→ What to work on
Locate every line that holds the string "lorem" and copy it.
# # # # #
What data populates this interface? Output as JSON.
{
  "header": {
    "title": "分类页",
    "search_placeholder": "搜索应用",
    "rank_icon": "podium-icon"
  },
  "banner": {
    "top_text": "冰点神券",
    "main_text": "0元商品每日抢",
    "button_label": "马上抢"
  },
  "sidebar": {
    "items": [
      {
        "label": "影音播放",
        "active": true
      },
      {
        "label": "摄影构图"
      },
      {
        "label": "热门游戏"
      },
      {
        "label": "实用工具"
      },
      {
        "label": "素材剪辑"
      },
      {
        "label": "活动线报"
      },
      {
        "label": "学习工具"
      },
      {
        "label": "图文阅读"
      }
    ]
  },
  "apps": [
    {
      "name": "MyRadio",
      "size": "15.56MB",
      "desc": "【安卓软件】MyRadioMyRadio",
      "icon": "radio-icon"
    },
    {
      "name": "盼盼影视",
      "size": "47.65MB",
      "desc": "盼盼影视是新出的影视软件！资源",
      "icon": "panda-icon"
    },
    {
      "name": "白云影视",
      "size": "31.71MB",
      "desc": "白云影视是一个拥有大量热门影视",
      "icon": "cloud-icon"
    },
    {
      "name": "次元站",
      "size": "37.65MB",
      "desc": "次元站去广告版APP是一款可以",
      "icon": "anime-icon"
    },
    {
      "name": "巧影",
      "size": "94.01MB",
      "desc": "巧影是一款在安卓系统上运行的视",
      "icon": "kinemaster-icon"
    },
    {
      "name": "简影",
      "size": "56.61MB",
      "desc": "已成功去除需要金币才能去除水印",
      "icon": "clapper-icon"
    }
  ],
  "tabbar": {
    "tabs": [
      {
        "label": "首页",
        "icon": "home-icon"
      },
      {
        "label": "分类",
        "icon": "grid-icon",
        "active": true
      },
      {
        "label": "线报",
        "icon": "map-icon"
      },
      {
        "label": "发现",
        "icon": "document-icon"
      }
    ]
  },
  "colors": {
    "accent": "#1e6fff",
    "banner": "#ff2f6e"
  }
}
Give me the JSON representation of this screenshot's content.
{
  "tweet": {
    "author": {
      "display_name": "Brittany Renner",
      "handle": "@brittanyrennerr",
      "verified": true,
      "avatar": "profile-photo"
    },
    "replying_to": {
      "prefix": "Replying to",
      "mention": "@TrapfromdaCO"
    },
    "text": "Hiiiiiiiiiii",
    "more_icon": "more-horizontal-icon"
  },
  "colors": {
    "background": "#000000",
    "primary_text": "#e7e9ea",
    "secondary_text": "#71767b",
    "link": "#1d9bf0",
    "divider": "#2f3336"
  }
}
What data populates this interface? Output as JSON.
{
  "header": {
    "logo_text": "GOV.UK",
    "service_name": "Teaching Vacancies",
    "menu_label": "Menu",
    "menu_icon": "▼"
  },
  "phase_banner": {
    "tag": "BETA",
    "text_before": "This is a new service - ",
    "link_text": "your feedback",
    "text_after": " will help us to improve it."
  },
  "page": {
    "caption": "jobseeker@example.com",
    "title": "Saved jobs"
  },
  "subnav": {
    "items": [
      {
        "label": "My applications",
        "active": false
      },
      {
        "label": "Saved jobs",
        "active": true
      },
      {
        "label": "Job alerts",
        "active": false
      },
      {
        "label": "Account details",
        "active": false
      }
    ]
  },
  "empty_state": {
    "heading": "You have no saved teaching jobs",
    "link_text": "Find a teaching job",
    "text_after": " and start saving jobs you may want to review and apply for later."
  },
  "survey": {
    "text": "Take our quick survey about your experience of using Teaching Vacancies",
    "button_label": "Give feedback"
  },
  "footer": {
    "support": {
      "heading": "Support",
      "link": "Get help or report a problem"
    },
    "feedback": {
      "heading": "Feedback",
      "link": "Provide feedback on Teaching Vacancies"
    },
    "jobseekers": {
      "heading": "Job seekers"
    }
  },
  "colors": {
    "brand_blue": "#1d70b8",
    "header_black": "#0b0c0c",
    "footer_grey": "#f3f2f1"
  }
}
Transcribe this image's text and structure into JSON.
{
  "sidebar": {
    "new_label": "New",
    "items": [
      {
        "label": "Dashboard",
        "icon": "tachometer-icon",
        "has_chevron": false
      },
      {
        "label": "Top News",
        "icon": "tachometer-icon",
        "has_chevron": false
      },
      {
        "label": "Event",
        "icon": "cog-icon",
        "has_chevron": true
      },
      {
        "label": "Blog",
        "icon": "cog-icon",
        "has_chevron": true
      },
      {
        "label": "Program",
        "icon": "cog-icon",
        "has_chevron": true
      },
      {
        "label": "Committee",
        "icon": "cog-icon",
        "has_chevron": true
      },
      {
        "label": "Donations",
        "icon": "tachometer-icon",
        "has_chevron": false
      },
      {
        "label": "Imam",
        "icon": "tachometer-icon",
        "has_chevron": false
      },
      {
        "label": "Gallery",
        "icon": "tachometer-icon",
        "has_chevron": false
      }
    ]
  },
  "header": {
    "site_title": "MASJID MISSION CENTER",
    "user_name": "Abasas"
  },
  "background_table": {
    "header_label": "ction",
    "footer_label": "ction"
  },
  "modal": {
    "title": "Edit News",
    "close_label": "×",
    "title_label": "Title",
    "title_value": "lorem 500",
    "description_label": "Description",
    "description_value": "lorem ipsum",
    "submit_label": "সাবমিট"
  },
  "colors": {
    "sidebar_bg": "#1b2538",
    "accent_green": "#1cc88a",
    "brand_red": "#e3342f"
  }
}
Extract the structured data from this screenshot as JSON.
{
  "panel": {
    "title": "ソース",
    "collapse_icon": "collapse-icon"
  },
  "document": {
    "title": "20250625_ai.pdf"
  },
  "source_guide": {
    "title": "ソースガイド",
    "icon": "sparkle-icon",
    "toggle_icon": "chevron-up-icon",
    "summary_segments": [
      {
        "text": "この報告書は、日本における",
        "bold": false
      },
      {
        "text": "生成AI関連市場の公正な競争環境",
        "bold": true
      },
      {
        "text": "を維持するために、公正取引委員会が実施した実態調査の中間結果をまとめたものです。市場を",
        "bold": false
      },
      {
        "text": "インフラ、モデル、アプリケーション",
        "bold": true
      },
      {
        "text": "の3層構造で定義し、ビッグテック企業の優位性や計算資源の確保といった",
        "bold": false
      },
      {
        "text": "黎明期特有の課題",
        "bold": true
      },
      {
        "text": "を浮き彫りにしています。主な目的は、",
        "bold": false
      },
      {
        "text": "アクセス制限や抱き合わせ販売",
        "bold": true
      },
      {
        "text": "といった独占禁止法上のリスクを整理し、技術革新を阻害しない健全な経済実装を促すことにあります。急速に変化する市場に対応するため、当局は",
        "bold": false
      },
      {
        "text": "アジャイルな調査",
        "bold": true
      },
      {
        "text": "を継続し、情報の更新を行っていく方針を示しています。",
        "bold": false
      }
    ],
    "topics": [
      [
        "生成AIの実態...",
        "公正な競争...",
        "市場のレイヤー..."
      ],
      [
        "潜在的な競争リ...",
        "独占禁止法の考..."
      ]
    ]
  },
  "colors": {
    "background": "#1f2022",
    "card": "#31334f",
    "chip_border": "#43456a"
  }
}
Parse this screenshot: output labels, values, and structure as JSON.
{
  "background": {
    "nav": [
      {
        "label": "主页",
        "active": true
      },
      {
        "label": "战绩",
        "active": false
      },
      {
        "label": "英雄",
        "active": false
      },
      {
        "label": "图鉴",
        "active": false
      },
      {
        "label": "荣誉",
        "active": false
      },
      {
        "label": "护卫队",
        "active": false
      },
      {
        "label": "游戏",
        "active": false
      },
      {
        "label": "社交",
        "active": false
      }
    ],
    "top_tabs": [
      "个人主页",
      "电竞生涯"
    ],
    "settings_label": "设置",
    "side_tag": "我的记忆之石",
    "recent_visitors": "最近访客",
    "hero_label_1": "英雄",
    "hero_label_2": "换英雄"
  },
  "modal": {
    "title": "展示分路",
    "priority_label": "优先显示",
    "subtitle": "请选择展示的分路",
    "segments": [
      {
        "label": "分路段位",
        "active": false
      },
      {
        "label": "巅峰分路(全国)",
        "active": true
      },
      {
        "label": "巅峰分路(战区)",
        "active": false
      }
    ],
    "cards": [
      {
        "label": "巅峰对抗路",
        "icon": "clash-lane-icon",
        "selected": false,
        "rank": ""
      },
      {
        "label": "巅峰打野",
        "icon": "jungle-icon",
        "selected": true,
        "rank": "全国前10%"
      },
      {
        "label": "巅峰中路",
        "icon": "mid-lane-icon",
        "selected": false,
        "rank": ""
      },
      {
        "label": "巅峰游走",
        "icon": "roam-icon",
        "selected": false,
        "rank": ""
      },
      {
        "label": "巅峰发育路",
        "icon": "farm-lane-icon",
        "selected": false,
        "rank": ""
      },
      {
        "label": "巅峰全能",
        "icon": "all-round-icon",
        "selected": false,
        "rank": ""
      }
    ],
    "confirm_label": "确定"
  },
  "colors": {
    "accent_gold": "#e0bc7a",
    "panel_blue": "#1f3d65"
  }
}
# # # # #
→ Response
    "title_value": "lorem 500",
    "description_value": "lorem ipsum",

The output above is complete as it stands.